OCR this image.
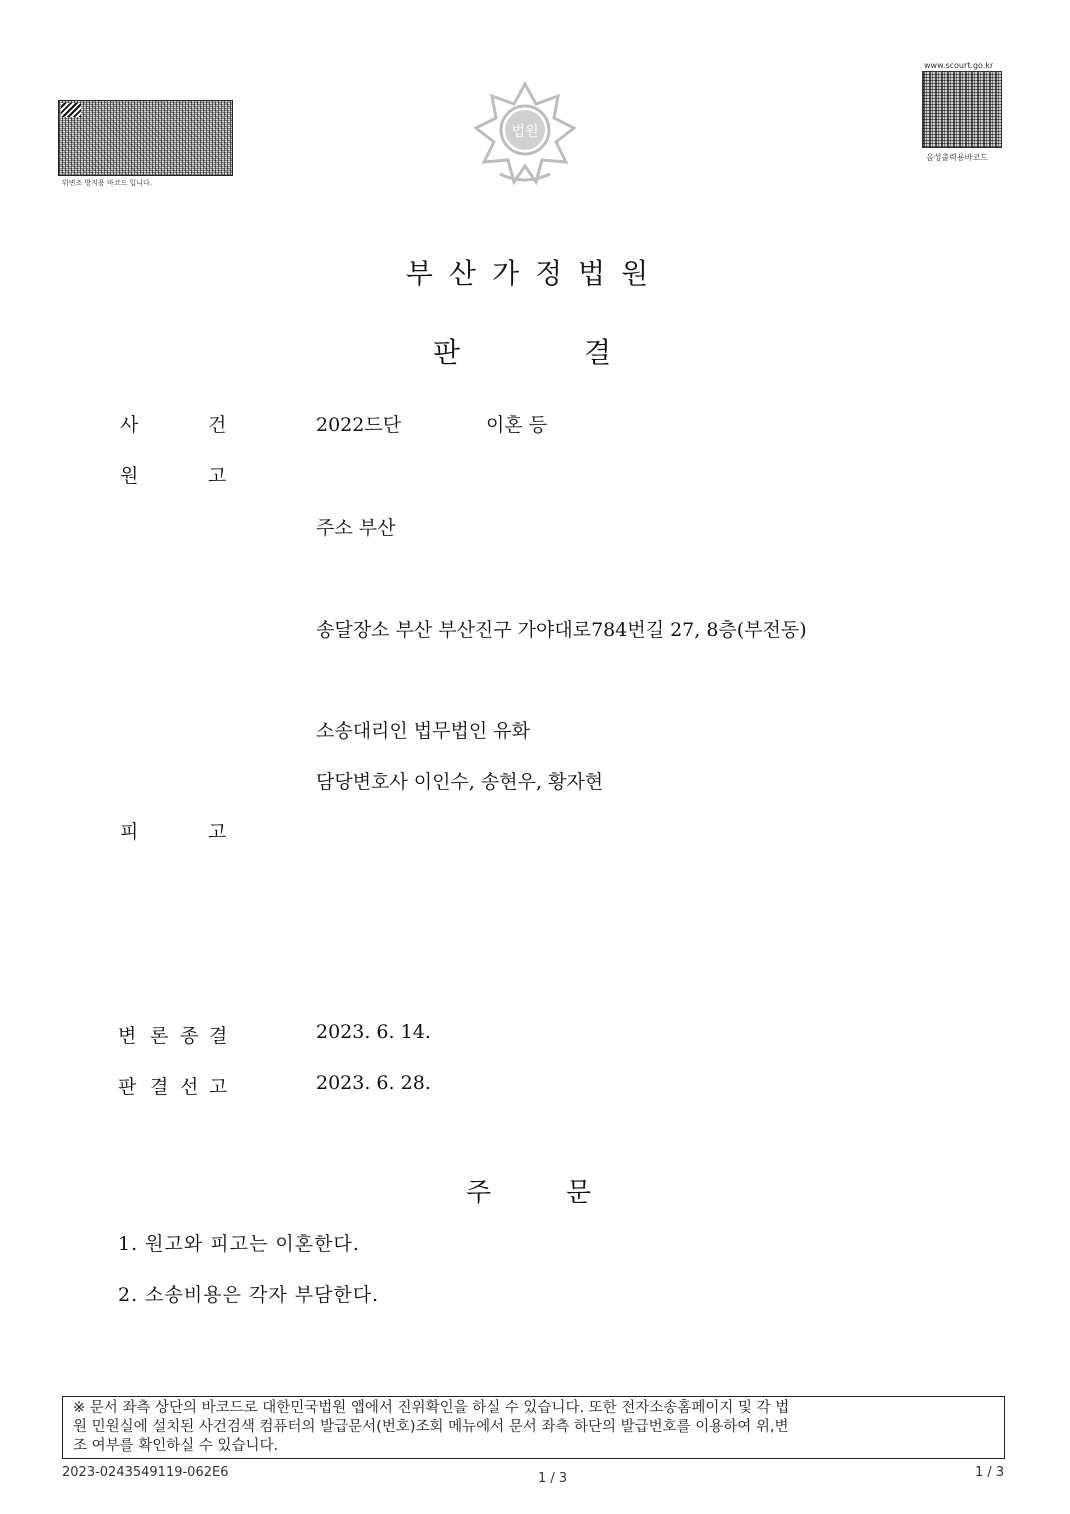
위변조 방지용 바코드 입니다.
법원
www.scourt.go.kr
음성출력용바코드
부산가정법원
판	결
사	건	2022드단	이혼 등
원	고
주소 부산
송달장소 부산 부산진구 가야대로784번길 27, 8층(부전동)
소송대리인 법무법인 유화
담당변호사 이인수, 송현우, 황자현
피	고
변 론 종 결	2023. 6. 14.
판 결 선 고	2023. 6. 28.
주	문
1. 원고와 피고는 이혼한다.
2. 소송비용은 각자 부담한다.
※ 문서 좌측 상단의 바코드로 대한민국법원 앱에서 진위확인을 하실 수 있습니다. 또한 전자소송홈페이지 및 각 법
원 민원실에 설치된 사건검색 컴퓨터의 발급문서(번호)조회 메뉴에서 문서 좌측 하단의 발급번호를 이용하여 위,변
조 여부를 확인하실 수 있습니다.
2023-0243549119-062E6	1 / 3	1 / 3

* * * * * * * * *

Copy out all the data without changing anything, and drop the pictures.

OCR this image.
위변조 방지용 바코드 입니다.
법원
www.scourt.go.kr
음성출력용바코드
부산가정법원
판	결
사	건	2022드단	이혼 등
원	고
주소 부산
송달장소 부산 부산진구 가야대로784번길 27, 8층(부전동)
소송대리인 법무법인 유화
담당변호사 이인수, 송현우, 황자현
피	고
변 론 종 결	2023. 6. 14.
판 결 선 고	2023. 6. 28.
주	문
1. 원고와 피고는 이혼한다.
2. 소송비용은 각자 부담한다.
※ 문서 좌측 상단의 바코드로 대한민국법원 앱에서 진위확인을 하실 수 있습니다. 또한 전자소송홈페이지 및 각 법
원 민원실에 설치된 사건검색 컴퓨터의 발급문서(번호)조회 메뉴에서 문서 좌측 하단의 발급번호를 이용하여 위,변
조 여부를 확인하실 수 있습니다.
2023-0243549119-062E6	1 / 3	1 / 3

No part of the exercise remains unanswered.